Write out all lines holding the word "this".

- [Material to process]

———

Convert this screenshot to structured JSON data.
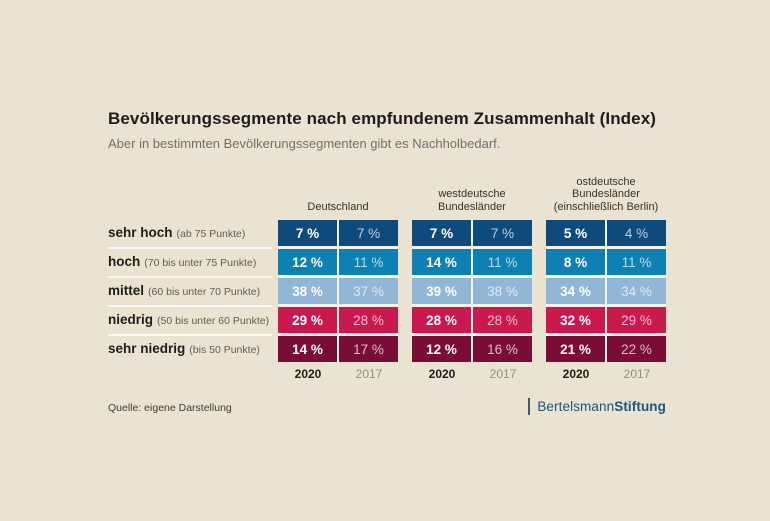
{
  "page": {
    "background": "#eae3d1"
  },
  "header": {
    "title": "Bevölkerungssegmente nach empfundenem Zusammenhalt (Index)",
    "subtitle": "Aber in bestimmten Bevölkerungssegmenten gibt es Nachholbedarf."
  },
  "footer": {
    "source": "Quelle: eigene Darstellung",
    "logo": {
      "name": "Bertelsmann",
      "bold": "Stiftung",
      "color": "#1a567e"
    }
  },
  "chart_data": {
    "type": "table",
    "title": "Bevölkerungssegmente nach empfundenem Zusammenhalt (Index)",
    "subtitle": "Aber in bestimmten Bevölkerungssegmenten gibt es Nachholbedarf.",
    "unit": "%",
    "legend_position": "none",
    "column_groups": [
      {
        "label": "Deutschland",
        "years": [
          "2020",
          "2017"
        ]
      },
      {
        "label": "westdeutsche\nBundesländer",
        "years": [
          "2020",
          "2017"
        ]
      },
      {
        "label": "ostdeutsche\nBundesländer\n(einschließlich Berlin)",
        "years": [
          "2020",
          "2017"
        ]
      }
    ],
    "rows": [
      {
        "label": "sehr hoch",
        "range": "(ab 75 Punkte)",
        "color": "#0f4a7d",
        "values": [
          [
            "7 %",
            "7 %"
          ],
          [
            "7 %",
            "7 %"
          ],
          [
            "5 %",
            "4 %"
          ]
        ]
      },
      {
        "label": "hoch",
        "range": "(70 bis unter 75 Punkte)",
        "color": "#0e80b3",
        "values": [
          [
            "12 %",
            "11 %"
          ],
          [
            "14 %",
            "11 %"
          ],
          [
            "8 %",
            "11 %"
          ]
        ]
      },
      {
        "label": "mittel",
        "range": "(60 bis unter 70 Punkte)",
        "color": "#92b6d5",
        "values": [
          [
            "38 %",
            "37 %"
          ],
          [
            "39 %",
            "38 %"
          ],
          [
            "34 %",
            "34 %"
          ]
        ]
      },
      {
        "label": "niedrig",
        "range": "(50 bis unter 60 Punkte)",
        "color": "#c9194f",
        "values": [
          [
            "29 %",
            "28 %"
          ],
          [
            "28 %",
            "28 %"
          ],
          [
            "32 %",
            "29 %"
          ]
        ]
      },
      {
        "label": "sehr niedrig",
        "range": "(bis 50 Punkte)",
        "color": "#7a0d35",
        "values": [
          [
            "14 %",
            "17 %"
          ],
          [
            "12 %",
            "16 %"
          ],
          [
            "21 %",
            "22 %"
          ]
        ]
      }
    ]
  }
}
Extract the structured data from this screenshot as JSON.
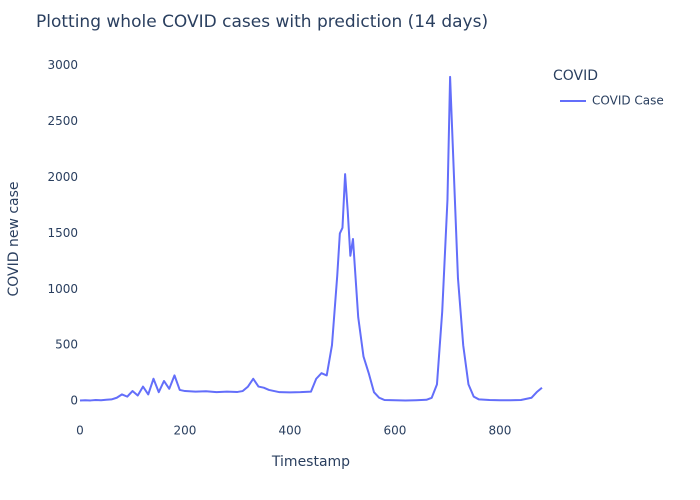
{
  "chart_data": {
    "type": "line",
    "title": "Plotting whole COVID cases with prediction (14 days)",
    "x_label": "Timestamp",
    "y_label": "COVID new case",
    "legend_title": "COVID",
    "legend_position": "top-right",
    "grid": false,
    "x": [
      0,
      10,
      20,
      30,
      40,
      50,
      60,
      70,
      80,
      90,
      100,
      110,
      120,
      130,
      140,
      150,
      160,
      170,
      180,
      190,
      200,
      220,
      240,
      260,
      280,
      300,
      310,
      320,
      330,
      340,
      350,
      360,
      380,
      400,
      420,
      440,
      450,
      460,
      470,
      480,
      490,
      495,
      500,
      505,
      510,
      515,
      520,
      525,
      530,
      540,
      550,
      560,
      570,
      580,
      600,
      620,
      640,
      660,
      670,
      680,
      690,
      700,
      705,
      710,
      715,
      720,
      730,
      740,
      750,
      760,
      780,
      800,
      820,
      840,
      850,
      860,
      870,
      880
    ],
    "series": [
      {
        "name": "COVID Case",
        "color": "#636efa",
        "values": [
          5,
          8,
          6,
          10,
          8,
          12,
          15,
          30,
          60,
          40,
          90,
          50,
          130,
          60,
          200,
          80,
          180,
          110,
          230,
          100,
          90,
          85,
          88,
          80,
          85,
          82,
          90,
          130,
          200,
          130,
          120,
          100,
          80,
          78,
          80,
          85,
          200,
          250,
          230,
          500,
          1120,
          1500,
          1550,
          2030,
          1700,
          1300,
          1450,
          1100,
          750,
          400,
          250,
          80,
          30,
          10,
          8,
          6,
          8,
          12,
          30,
          150,
          800,
          1800,
          2900,
          2300,
          1700,
          1100,
          500,
          150,
          40,
          15,
          10,
          8,
          8,
          10,
          20,
          30,
          80,
          120
        ]
      }
    ],
    "xlim": [
      0,
      882
    ],
    "ylim": [
      -160,
      3060
    ],
    "xticks": [
      0,
      200,
      400,
      600,
      800
    ],
    "yticks": [
      0,
      500,
      1000,
      1500,
      2000,
      2500,
      3000
    ]
  }
}
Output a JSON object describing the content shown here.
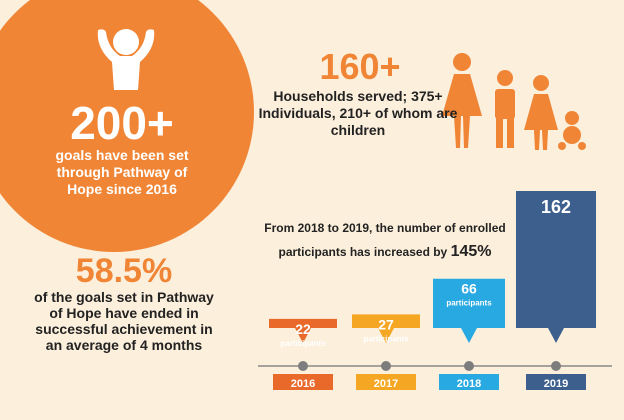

———

- [Written reply]
Convert this screenshot to structured JSON data.
Extract the structured data from this screenshot as JSON.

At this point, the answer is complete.